= DIRECTION =
Copy out the entries below in full and exactly.

= DATASET EXCERPTS =
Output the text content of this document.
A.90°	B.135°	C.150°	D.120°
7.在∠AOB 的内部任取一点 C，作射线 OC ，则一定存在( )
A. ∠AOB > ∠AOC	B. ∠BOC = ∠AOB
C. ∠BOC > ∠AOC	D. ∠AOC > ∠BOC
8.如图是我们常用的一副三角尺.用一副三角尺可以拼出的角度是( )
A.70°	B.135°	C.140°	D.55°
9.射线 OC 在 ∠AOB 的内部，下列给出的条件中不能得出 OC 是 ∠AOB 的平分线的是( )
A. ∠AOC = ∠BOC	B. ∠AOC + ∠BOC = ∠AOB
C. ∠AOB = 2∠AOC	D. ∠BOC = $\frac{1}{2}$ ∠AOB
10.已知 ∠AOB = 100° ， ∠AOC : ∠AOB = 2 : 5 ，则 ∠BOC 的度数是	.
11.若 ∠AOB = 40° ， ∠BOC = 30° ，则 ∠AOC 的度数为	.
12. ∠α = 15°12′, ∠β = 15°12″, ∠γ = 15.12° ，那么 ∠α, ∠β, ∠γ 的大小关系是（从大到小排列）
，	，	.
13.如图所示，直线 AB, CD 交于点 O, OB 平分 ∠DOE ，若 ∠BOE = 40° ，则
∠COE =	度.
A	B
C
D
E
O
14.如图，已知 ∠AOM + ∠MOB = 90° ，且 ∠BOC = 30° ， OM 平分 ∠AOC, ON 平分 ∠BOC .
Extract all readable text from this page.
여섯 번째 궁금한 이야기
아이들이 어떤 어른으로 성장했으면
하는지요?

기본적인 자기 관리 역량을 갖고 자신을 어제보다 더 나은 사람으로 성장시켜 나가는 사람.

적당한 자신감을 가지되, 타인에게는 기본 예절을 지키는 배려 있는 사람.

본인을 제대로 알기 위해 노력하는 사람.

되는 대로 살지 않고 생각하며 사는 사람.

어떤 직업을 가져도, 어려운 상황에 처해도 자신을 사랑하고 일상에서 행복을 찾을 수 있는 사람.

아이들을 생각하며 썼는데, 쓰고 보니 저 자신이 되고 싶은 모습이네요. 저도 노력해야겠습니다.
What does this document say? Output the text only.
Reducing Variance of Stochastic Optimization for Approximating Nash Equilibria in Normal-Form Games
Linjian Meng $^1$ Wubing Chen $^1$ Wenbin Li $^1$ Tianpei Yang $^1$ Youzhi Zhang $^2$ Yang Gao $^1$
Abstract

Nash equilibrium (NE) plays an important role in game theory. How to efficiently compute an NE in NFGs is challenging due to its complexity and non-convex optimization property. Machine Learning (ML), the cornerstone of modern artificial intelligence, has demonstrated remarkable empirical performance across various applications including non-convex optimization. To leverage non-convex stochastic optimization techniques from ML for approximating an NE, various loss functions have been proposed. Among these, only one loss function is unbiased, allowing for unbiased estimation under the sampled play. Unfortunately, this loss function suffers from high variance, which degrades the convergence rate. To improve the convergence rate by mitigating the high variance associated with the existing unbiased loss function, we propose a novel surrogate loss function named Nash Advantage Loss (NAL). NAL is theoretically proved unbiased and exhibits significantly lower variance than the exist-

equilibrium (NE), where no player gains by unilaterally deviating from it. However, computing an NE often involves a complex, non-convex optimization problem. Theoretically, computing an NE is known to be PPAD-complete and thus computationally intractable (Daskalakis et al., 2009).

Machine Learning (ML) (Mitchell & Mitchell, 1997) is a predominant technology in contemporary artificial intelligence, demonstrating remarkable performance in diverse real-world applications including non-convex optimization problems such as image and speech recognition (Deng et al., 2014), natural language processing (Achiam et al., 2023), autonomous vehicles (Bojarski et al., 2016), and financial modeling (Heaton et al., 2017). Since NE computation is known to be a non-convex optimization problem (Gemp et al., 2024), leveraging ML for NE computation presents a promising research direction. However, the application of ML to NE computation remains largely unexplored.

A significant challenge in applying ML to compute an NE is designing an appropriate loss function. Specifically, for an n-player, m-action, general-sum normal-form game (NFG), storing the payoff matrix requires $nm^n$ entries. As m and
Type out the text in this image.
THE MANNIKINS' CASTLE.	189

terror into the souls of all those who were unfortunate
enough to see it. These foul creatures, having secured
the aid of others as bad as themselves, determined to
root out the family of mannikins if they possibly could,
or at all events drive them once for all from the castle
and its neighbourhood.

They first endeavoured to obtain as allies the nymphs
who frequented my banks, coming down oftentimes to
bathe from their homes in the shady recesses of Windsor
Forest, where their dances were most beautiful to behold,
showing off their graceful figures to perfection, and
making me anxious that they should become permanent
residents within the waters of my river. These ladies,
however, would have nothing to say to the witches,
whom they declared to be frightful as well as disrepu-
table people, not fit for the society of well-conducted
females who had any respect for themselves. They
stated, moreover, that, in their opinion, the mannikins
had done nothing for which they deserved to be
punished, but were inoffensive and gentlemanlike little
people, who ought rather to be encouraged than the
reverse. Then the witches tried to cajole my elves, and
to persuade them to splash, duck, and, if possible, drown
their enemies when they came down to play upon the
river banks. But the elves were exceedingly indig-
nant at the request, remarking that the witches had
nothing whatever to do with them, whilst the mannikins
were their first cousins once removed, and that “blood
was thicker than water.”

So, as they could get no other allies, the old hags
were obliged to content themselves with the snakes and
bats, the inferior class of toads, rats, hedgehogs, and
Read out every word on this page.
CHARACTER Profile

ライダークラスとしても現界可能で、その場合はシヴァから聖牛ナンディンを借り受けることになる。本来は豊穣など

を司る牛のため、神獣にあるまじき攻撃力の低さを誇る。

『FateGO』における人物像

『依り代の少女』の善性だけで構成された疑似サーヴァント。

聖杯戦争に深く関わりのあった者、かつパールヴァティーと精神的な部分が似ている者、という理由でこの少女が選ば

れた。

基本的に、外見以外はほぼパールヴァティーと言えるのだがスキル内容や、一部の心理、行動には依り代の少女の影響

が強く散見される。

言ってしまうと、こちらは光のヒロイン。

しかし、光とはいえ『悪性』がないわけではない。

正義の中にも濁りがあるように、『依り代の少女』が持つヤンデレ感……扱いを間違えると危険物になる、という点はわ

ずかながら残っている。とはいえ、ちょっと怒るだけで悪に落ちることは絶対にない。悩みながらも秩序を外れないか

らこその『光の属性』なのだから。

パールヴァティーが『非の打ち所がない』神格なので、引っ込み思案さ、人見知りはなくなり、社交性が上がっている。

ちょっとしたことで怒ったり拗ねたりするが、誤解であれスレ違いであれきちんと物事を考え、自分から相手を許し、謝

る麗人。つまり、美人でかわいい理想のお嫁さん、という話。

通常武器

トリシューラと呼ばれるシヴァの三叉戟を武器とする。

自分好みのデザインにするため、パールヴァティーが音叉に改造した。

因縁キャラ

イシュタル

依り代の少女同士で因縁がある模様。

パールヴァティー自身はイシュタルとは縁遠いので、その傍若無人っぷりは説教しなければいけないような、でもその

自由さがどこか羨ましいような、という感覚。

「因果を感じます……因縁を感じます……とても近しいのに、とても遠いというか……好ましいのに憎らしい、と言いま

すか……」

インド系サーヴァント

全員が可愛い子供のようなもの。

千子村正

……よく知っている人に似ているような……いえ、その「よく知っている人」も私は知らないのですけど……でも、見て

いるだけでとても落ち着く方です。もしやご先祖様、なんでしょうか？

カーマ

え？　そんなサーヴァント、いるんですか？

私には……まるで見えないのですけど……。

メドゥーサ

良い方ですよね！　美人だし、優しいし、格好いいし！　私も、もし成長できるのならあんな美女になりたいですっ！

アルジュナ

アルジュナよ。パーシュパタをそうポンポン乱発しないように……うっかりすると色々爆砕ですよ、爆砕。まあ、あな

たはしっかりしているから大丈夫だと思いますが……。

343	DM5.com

= TASK ANSWER =
Output the text content of this document.
A.90°	B.135°	C.150°	D.120°
7.在∠AOB 的内部任取一点 C，作射线 OC ，则一定存在( )
A. ∠AOB > ∠AOC	B. ∠BOC = ∠AOB
C. ∠BOC > ∠AOC	D. ∠AOC > ∠BOC
8.如图是我们常用的一副三角尺.用一副三角尺可以拼出的角度是( )
A.70°	B.135°	C.140°	D.55°
9.射线 OC 在 ∠AOB 的内部，下列给出的条件中不能得出 OC 是 ∠AOB 的平分线的是( )
A. ∠AOC = ∠BOC	B. ∠AOC + ∠BOC = ∠AOB
C. ∠AOB = 2∠AOC	D. ∠BOC = $\frac{1}{2}$ ∠AOB
10.已知 ∠AOB = 100° ， ∠AOC : ∠AOB = 2 : 5 ，则 ∠BOC 的度数是	.
11.若 ∠AOB = 40° ， ∠BOC = 30° ，则 ∠AOC 的度数为	.
12. ∠α = 15°12′, ∠β = 15°12″, ∠γ = 15.12° ，那么 ∠α, ∠β, ∠γ 的大小关系是（从大到小排列）
，	，	.
13.如图所示，直线 AB, CD 交于点 O, OB 平分 ∠DOE ，若 ∠BOE = 40° ，则
∠COE =	度.
A	B
C
D
E
O
14.如图，已知 ∠AOM + ∠MOB = 90° ，且 ∠BOC = 30° ， OM 平分 ∠AOC, ON 平分 ∠BOC .
Extract all readable text from this page.
여섯 번째 궁금한 이야기
아이들이 어떤 어른으로 성장했으면
하는지요?

기본적인 자기 관리 역량을 갖고 자신을 어제보다 더 나은 사람으로 성장시켜 나가는 사람.

적당한 자신감을 가지되, 타인에게는 기본 예절을 지키는 배려 있는 사람.

본인을 제대로 알기 위해 노력하는 사람.

되는 대로 살지 않고 생각하며 사는 사람.

어떤 직업을 가져도, 어려운 상황에 처해도 자신을 사랑하고 일상에서 행복을 찾을 수 있는 사람.

아이들을 생각하며 썼는데, 쓰고 보니 저 자신이 되고 싶은 모습이네요. 저도 노력해야겠습니다.
What does this document say? Output the text only.
Reducing Variance of Stochastic Optimization for Approximating Nash Equilibria in Normal-Form Games
Linjian Meng $^1$ Wubing Chen $^1$ Wenbin Li $^1$ Tianpei Yang $^1$ Youzhi Zhang $^2$ Yang Gao $^1$
Abstract

Nash equilibrium (NE) plays an important role in game theory. How to efficiently compute an NE in NFGs is challenging due to its complexity and non-convex optimization property. Machine Learning (ML), the cornerstone of modern artificial intelligence, has demonstrated remarkable empirical performance across various applications including non-convex optimization. To leverage non-convex stochastic optimization techniques from ML for approximating an NE, various loss functions have been proposed. Among these, only one loss function is unbiased, allowing for unbiased estimation under the sampled play. Unfortunately, this loss function suffers from high variance, which degrades the convergence rate. To improve the convergence rate by mitigating the high variance associated with the existing unbiased loss function, we propose a novel surrogate loss function named Nash Advantage Loss (NAL). NAL is theoretically proved unbiased and exhibits significantly lower variance than the exist-

equilibrium (NE), where no player gains by unilaterally deviating from it. However, computing an NE often involves a complex, non-convex optimization problem. Theoretically, computing an NE is known to be PPAD-complete and thus computationally intractable (Daskalakis et al., 2009).

Machine Learning (ML) (Mitchell & Mitchell, 1997) is a predominant technology in contemporary artificial intelligence, demonstrating remarkable performance in diverse real-world applications including non-convex optimization problems such as image and speech recognition (Deng et al., 2014), natural language processing (Achiam et al., 2023), autonomous vehicles (Bojarski et al., 2016), and financial modeling (Heaton et al., 2017). Since NE computation is known to be a non-convex optimization problem (Gemp et al., 2024), leveraging ML for NE computation presents a promising research direction. However, the application of ML to NE computation remains largely unexplored.

A significant challenge in applying ML to compute an NE is designing an appropriate loss function. Specifically, for an n-player, m-action, general-sum normal-form game (NFG), storing the payoff matrix requires $nm^n$ entries. As m and
Type out the text in this image.
THE MANNIKINS' CASTLE.	189

terror into the souls of all those who were unfortunate
enough to see it. These foul creatures, having secured
the aid of others as bad as themselves, determined to
root out the family of mannikins if they possibly could,
or at all events drive them once for all from the castle
and its neighbourhood.

They first endeavoured to obtain as allies the nymphs
who frequented my banks, coming down oftentimes to
bathe from their homes in the shady recesses of Windsor
Forest, where their dances were most beautiful to behold,
showing off their graceful figures to perfection, and
making me anxious that they should become permanent
residents within the waters of my river. These ladies,
however, would have nothing to say to the witches,
whom they declared to be frightful as well as disrepu-
table people, not fit for the society of well-conducted
females who had any respect for themselves. They
stated, moreover, that, in their opinion, the mannikins
had done nothing for which they deserved to be
punished, but were inoffensive and gentlemanlike little
people, who ought rather to be encouraged than the
reverse. Then the witches tried to cajole my elves, and
to persuade them to splash, duck, and, if possible, drown
their enemies when they came down to play upon the
river banks. But the elves were exceedingly indig-
nant at the request, remarking that the witches had
nothing whatever to do with them, whilst the mannikins
were their first cousins once removed, and that “blood
was thicker than water.”

So, as they could get no other allies, the old hags
were obliged to content themselves with the snakes and
bats, the inferior class of toads, rats, hedgehogs, and
Read out every word on this page.
CHARACTER Profile

ライダークラスとしても現界可能で、その場合はシヴァから聖牛ナンディンを借り受けることになる。本来は豊穣など

を司る牛のため、神獣にあるまじき攻撃力の低さを誇る。

『FateGO』における人物像

『依り代の少女』の善性だけで構成された疑似サーヴァント。

聖杯戦争に深く関わりのあった者、かつパールヴァティーと精神的な部分が似ている者、という理由でこの少女が選ば

れた。

基本的に、外見以外はほぼパールヴァティーと言えるのだがスキル内容や、一部の心理、行動には依り代の少女の影響

が強く散見される。

言ってしまうと、こちらは光のヒロイン。

しかし、光とはいえ『悪性』がないわけではない。

正義の中にも濁りがあるように、『依り代の少女』が持つヤンデレ感……扱いを間違えると危険物になる、という点はわ

ずかながら残っている。とはいえ、ちょっと怒るだけで悪に落ちることは絶対にない。悩みながらも秩序を外れないか

らこその『光の属性』なのだから。

パールヴァティーが『非の打ち所がない』神格なので、引っ込み思案さ、人見知りはなくなり、社交性が上がっている。

ちょっとしたことで怒ったり拗ねたりするが、誤解であれスレ違いであれきちんと物事を考え、自分から相手を許し、謝

る麗人。つまり、美人でかわいい理想のお嫁さん、という話。

通常武器

トリシューラと呼ばれるシヴァの三叉戟を武器とする。

自分好みのデザインにするため、パールヴァティーが音叉に改造した。

因縁キャラ

イシュタル

依り代の少女同士で因縁がある模様。

パールヴァティー自身はイシュタルとは縁遠いので、その傍若無人っぷりは説教しなければいけないような、でもその

自由さがどこか羨ましいような、という感覚。

「因果を感じます……因縁を感じます……とても近しいのに、とても遠いというか……好ましいのに憎らしい、と言いま

すか……」

インド系サーヴァント

全員が可愛い子供のようなもの。

千子村正

……よく知っている人に似ているような……いえ、その「よく知っている人」も私は知らないのですけど……でも、見て

いるだけでとても落ち着く方です。もしやご先祖様、なんでしょうか？

カーマ

え？　そんなサーヴァント、いるんですか？

私には……まるで見えないのですけど……。

メドゥーサ

良い方ですよね！　美人だし、優しいし、格好いいし！　私も、もし成長できるのならあんな美女になりたいですっ！

アルジュナ

アルジュナよ。パーシュパタをそうポンポン乱発しないように……うっかりすると色々爆砕ですよ、爆砕。まあ、あな

たはしっかりしているから大丈夫だと思いますが……。

343	DM5.com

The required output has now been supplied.